─── RECORDED INFORMATION ───
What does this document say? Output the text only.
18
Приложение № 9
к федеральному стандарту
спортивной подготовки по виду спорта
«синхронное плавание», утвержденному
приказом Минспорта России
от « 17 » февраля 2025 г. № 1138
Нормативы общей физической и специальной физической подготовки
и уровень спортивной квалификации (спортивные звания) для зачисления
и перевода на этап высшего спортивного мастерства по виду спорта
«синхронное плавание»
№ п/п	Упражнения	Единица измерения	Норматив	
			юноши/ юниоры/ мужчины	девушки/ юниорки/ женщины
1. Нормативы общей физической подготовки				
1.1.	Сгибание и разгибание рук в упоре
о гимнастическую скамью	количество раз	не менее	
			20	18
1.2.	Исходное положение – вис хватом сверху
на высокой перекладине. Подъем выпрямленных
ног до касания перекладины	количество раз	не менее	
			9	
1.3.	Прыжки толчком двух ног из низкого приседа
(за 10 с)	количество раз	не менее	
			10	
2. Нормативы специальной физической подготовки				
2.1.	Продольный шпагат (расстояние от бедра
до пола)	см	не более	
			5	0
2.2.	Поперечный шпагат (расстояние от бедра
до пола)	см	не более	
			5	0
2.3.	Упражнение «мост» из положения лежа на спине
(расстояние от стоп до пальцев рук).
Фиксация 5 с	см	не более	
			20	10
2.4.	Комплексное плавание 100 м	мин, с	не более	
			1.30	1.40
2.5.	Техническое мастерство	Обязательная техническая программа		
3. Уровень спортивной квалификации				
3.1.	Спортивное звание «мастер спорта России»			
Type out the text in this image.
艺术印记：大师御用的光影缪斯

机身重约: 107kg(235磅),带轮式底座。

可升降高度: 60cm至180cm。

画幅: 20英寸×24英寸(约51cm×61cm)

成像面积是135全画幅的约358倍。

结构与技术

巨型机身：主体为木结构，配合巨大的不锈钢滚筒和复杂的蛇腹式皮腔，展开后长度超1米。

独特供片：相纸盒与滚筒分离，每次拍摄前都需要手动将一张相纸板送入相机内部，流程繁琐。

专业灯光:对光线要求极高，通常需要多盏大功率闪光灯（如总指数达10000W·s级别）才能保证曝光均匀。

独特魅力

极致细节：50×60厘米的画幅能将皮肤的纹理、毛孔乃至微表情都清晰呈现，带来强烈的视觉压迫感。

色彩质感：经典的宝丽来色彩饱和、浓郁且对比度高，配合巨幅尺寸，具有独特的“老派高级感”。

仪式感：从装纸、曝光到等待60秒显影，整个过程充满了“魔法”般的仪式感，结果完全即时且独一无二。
───
TASK BRIEF
Repeat the whole listing exactly, keeping every line intact.

TASK RESPONSE
What does this document say? Output the text only.
18
Приложение № 9
к федеральному стандарту
спортивной подготовки по виду спорта
«синхронное плавание», утвержденному
приказом Минспорта России
от « 17 » февраля 2025 г. № 1138
Нормативы общей физической и специальной физической подготовки
и уровень спортивной квалификации (спортивные звания) для зачисления
и перевода на этап высшего спортивного мастерства по виду спорта
«синхронное плавание»
№ п/п	Упражнения	Единица измерения	Норматив	
			юноши/ юниоры/ мужчины	девушки/ юниорки/ женщины
1. Нормативы общей физической подготовки				
1.1.	Сгибание и разгибание рук в упоре
о гимнастическую скамью	количество раз	не менее	
			20	18
1.2.	Исходное положение – вис хватом сверху
на высокой перекладине. Подъем выпрямленных
ног до касания перекладины	количество раз	не менее	
			9	
1.3.	Прыжки толчком двух ног из низкого приседа
(за 10 с)	количество раз	не менее	
			10	
2. Нормативы специальной физической подготовки				
2.1.	Продольный шпагат (расстояние от бедра
до пола)	см	не более	
			5	0
2.2.	Поперечный шпагат (расстояние от бедра
до пола)	см	не более	
			5	0
2.3.	Упражнение «мост» из положения лежа на спине
(расстояние от стоп до пальцев рук).
Фиксация 5 с	см	не более	
			20	10
2.4.	Комплексное плавание 100 м	мин, с	не более	
			1.30	1.40
2.5.	Техническое мастерство	Обязательная техническая программа		
3. Уровень спортивной квалификации				
3.1.	Спортивное звание «мастер спорта России»			
Type out the text in this image.
艺术印记：大师御用的光影缪斯

机身重约: 107kg(235磅),带轮式底座。

可升降高度: 60cm至180cm。

画幅: 20英寸×24英寸(约51cm×61cm)

成像面积是135全画幅的约358倍。

结构与技术

巨型机身：主体为木结构，配合巨大的不锈钢滚筒和复杂的蛇腹式皮腔，展开后长度超1米。

独特供片：相纸盒与滚筒分离，每次拍摄前都需要手动将一张相纸板送入相机内部，流程繁琐。

专业灯光:对光线要求极高，通常需要多盏大功率闪光灯（如总指数达10000W·s级别）才能保证曝光均匀。

独特魅力

极致细节：50×60厘米的画幅能将皮肤的纹理、毛孔乃至微表情都清晰呈现，带来强烈的视觉压迫感。

色彩质感：经典的宝丽来色彩饱和、浓郁且对比度高，配合巨幅尺寸，具有独特的“老派高级感”。

仪式感：从装纸、曝光到等待60秒显影，整个过程充满了“魔法”般的仪式感，结果完全即时且独一无二。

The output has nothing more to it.